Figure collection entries
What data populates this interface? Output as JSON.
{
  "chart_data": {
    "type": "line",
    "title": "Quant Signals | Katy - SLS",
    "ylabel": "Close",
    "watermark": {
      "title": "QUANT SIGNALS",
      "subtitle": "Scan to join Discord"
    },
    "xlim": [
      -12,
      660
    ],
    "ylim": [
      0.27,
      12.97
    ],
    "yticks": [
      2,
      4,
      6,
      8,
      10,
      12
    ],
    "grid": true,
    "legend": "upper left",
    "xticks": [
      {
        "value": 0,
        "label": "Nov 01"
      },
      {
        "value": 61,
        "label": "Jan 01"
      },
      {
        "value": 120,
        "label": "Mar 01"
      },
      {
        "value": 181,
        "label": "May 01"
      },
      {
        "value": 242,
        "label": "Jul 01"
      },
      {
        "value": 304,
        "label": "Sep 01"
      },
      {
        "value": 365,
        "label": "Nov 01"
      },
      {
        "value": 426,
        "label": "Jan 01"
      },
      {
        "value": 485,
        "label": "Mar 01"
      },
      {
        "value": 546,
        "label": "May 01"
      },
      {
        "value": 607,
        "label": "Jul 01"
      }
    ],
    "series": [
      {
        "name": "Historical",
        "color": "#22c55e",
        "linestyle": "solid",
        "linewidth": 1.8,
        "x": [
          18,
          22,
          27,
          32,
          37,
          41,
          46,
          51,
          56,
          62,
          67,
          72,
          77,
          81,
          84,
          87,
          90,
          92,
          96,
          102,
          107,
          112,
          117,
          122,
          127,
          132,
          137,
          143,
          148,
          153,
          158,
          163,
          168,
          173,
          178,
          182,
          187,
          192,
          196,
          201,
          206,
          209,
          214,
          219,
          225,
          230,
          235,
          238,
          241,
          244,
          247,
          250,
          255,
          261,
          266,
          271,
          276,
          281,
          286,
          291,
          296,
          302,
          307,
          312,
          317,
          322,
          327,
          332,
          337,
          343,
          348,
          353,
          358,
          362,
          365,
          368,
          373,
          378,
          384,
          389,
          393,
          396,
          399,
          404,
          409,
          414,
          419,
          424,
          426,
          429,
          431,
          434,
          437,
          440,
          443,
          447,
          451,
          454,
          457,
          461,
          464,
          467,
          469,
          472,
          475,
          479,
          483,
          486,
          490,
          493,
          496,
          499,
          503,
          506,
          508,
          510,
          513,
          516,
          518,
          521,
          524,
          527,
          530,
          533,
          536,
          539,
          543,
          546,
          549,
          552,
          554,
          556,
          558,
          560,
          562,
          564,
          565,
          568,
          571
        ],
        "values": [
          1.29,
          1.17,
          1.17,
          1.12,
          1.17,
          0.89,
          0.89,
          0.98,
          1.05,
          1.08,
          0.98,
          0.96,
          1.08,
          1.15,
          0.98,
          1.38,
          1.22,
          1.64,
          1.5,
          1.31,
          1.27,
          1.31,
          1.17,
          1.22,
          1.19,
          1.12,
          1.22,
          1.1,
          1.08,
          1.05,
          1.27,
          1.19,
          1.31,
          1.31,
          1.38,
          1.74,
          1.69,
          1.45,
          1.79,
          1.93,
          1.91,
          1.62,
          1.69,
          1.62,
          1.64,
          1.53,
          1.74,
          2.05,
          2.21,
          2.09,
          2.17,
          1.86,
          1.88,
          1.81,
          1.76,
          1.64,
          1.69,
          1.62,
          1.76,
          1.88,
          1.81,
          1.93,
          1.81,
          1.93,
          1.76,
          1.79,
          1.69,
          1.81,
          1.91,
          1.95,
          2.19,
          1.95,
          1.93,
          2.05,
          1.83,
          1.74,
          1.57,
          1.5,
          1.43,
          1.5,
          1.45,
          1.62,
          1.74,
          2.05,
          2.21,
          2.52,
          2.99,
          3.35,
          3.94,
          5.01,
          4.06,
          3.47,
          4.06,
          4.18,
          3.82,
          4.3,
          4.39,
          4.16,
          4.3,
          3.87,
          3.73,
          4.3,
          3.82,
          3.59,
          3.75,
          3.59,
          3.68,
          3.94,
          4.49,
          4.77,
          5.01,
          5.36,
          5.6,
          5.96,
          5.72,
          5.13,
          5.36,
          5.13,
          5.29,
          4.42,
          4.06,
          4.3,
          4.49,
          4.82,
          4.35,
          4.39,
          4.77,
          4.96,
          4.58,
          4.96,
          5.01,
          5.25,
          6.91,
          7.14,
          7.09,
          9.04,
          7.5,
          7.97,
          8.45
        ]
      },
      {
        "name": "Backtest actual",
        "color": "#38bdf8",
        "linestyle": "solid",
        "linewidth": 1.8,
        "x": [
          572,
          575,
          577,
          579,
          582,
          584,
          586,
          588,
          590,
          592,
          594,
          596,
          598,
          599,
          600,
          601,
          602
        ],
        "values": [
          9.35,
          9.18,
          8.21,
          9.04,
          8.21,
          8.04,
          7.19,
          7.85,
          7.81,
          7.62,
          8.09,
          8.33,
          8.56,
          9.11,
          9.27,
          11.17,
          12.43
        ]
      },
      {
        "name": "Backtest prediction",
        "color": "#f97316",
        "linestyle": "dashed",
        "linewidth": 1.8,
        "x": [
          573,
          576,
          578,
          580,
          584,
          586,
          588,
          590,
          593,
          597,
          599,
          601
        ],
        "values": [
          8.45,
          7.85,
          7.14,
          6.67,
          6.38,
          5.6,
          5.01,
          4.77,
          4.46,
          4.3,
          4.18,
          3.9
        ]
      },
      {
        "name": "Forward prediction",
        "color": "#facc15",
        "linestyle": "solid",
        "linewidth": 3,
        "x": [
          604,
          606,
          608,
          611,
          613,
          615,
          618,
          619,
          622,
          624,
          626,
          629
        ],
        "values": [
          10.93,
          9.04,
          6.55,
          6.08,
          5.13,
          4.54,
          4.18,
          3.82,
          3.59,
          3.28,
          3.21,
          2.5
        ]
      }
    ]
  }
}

◆ **AIM**
Each record must be returned exactly as it is written.

◆ **REPLY TO THE TASK**
What data populates this interface? Output as JSON.
{
  "chart_data": {
    "type": "line",
    "title": "Quant Signals | Katy - SLS",
    "ylabel": "Close",
    "watermark": {
      "title": "QUANT SIGNALS",
      "subtitle": "Scan to join Discord"
    },
    "xlim": [
      -12,
      660
    ],
    "ylim": [
      0.27,
      12.97
    ],
    "yticks": [
      2,
      4,
      6,
      8,
      10,
      12
    ],
    "grid": true,
    "legend": "upper left",
    "xticks": [
      {
        "value": 0,
        "label": "Nov 01"
      },
      {
        "value": 61,
        "label": "Jan 01"
      },
      {
        "value": 120,
        "label": "Mar 01"
      },
      {
        "value": 181,
        "label": "May 01"
      },
      {
        "value": 242,
        "label": "Jul 01"
      },
      {
        "value": 304,
        "label": "Sep 01"
      },
      {
        "value": 365,
        "label": "Nov 01"
      },
      {
        "value": 426,
        "label": "Jan 01"
      },
      {
        "value": 485,
        "label": "Mar 01"
      },
      {
        "value": 546,
        "label": "May 01"
      },
      {
        "value": 607,
        "label": "Jul 01"
      }
    ],
    "series": [
      {
        "name": "Historical",
        "color": "#22c55e",
        "linestyle": "solid",
        "linewidth": 1.8,
        "x": [
          18,
          22,
          27,
          32,
          37,
          41,
          46,
          51,
          56,
          62,
          67,
          72,
          77,
          81,
          84,
          87,
          90,
          92,
          96,
          102,
          107,
          112,
          117,
          122,
          127,
          132,
          137,
          143,
          148,
          153,
          158,
          163,
          168,
          173,
          178,
          182,
          187,
          192,
          196,
          201,
          206,
          209,
          214,
          219,
          225,
          230,
          235,
          238,
          241,
          244,
          247,
          250,
          255,
          261,
          266,
          271,
          276,
          281,
          286,
          291,
          296,
          302,
          307,
          312,
          317,
          322,
          327,
          332,
          337,
          343,
          348,
          353,
          358,
          362,
          365,
          368,
          373,
          378,
          384,
          389,
          393,
          396,
          399,
          404,
          409,
          414,
          419,
          424,
          426,
          429,
          431,
          434,
          437,
          440,
          443,
          447,
          451,
          454,
          457,
          461,
          464,
          467,
          469,
          472,
          475,
          479,
          483,
          486,
          490,
          493,
          496,
          499,
          503,
          506,
          508,
          510,
          513,
          516,
          518,
          521,
          524,
          527,
          530,
          533,
          536,
          539,
          543,
          546,
          549,
          552,
          554,
          556,
          558,
          560,
          562,
          564,
          565,
          568,
          571
        ],
        "values": [
          1.29,
          1.17,
          1.17,
          1.12,
          1.17,
          0.89,
          0.89,
          0.98,
          1.05,
          1.08,
          0.98,
          0.96,
          1.08,
          1.15,
          0.98,
          1.38,
          1.22,
          1.64,
          1.5,
          1.31,
          1.27,
          1.31,
          1.17,
          1.22,
          1.19,
          1.12,
          1.22,
          1.1,
          1.08,
          1.05,
          1.27,
          1.19,
          1.31,
          1.31,
          1.38,
          1.74,
          1.69,
          1.45,
          1.79,
          1.93,
          1.91,
          1.62,
          1.69,
          1.62,
          1.64,
          1.53,
          1.74,
          2.05,
          2.21,
          2.09,
          2.17,
          1.86,
          1.88,
          1.81,
          1.76,
          1.64,
          1.69,
          1.62,
          1.76,
          1.88,
          1.81,
          1.93,
          1.81,
          1.93,
          1.76,
          1.79,
          1.69,
          1.81,
          1.91,
          1.95,
          2.19,
          1.95,
          1.93,
          2.05,
          1.83,
          1.74,
          1.57,
          1.5,
          1.43,
          1.5,
          1.45,
          1.62,
          1.74,
          2.05,
          2.21,
          2.52,
          2.99,
          3.35,
          3.94,
          5.01,
          4.06,
          3.47,
          4.06,
          4.18,
          3.82,
          4.3,
          4.39,
          4.16,
          4.3,
          3.87,
          3.73,
          4.3,
          3.82,
          3.59,
          3.75,
          3.59,
          3.68,
          3.94,
          4.49,
          4.77,
          5.01,
          5.36,
          5.6,
          5.96,
          5.72,
          5.13,
          5.36,
          5.13,
          5.29,
          4.42,
          4.06,
          4.3,
          4.49,
          4.82,
          4.35,
          4.39,
          4.77,
          4.96,
          4.58,
          4.96,
          5.01,
          5.25,
          6.91,
          7.14,
          7.09,
          9.04,
          7.5,
          7.97,
          8.45
        ]
      },
      {
        "name": "Backtest actual",
        "color": "#38bdf8",
        "linestyle": "solid",
        "linewidth": 1.8,
        "x": [
          572,
          575,
          577,
          579,
          582,
          584,
          586,
          588,
          590,
          592,
          594,
          596,
          598,
          599,
          600,
          601,
          602
        ],
        "values": [
          9.35,
          9.18,
          8.21,
          9.04,
          8.21,
          8.04,
          7.19,
          7.85,
          7.81,
          7.62,
          8.09,
          8.33,
          8.56,
          9.11,
          9.27,
          11.17,
          12.43
        ]
      },
      {
        "name": "Backtest prediction",
        "color": "#f97316",
        "linestyle": "dashed",
        "linewidth": 1.8,
        "x": [
          573,
          576,
          578,
          580,
          584,
          586,
          588,
          590,
          593,
          597,
          599,
          601
        ],
        "values": [
          8.45,
          7.85,
          7.14,
          6.67,
          6.38,
          5.6,
          5.01,
          4.77,
          4.46,
          4.3,
          4.18,
          3.9
        ]
      },
      {
        "name": "Forward prediction",
        "color": "#facc15",
        "linestyle": "solid",
        "linewidth": 3,
        "x": [
          604,
          606,
          608,
          611,
          613,
          615,
          618,
          619,
          622,
          624,
          626,
          629
        ],
        "values": [
          10.93,
          9.04,
          6.55,
          6.08,
          5.13,
          4.54,
          4.18,
          3.82,
          3.59,
          3.28,
          3.21,
          2.5
        ]
      }
    ]
  }
}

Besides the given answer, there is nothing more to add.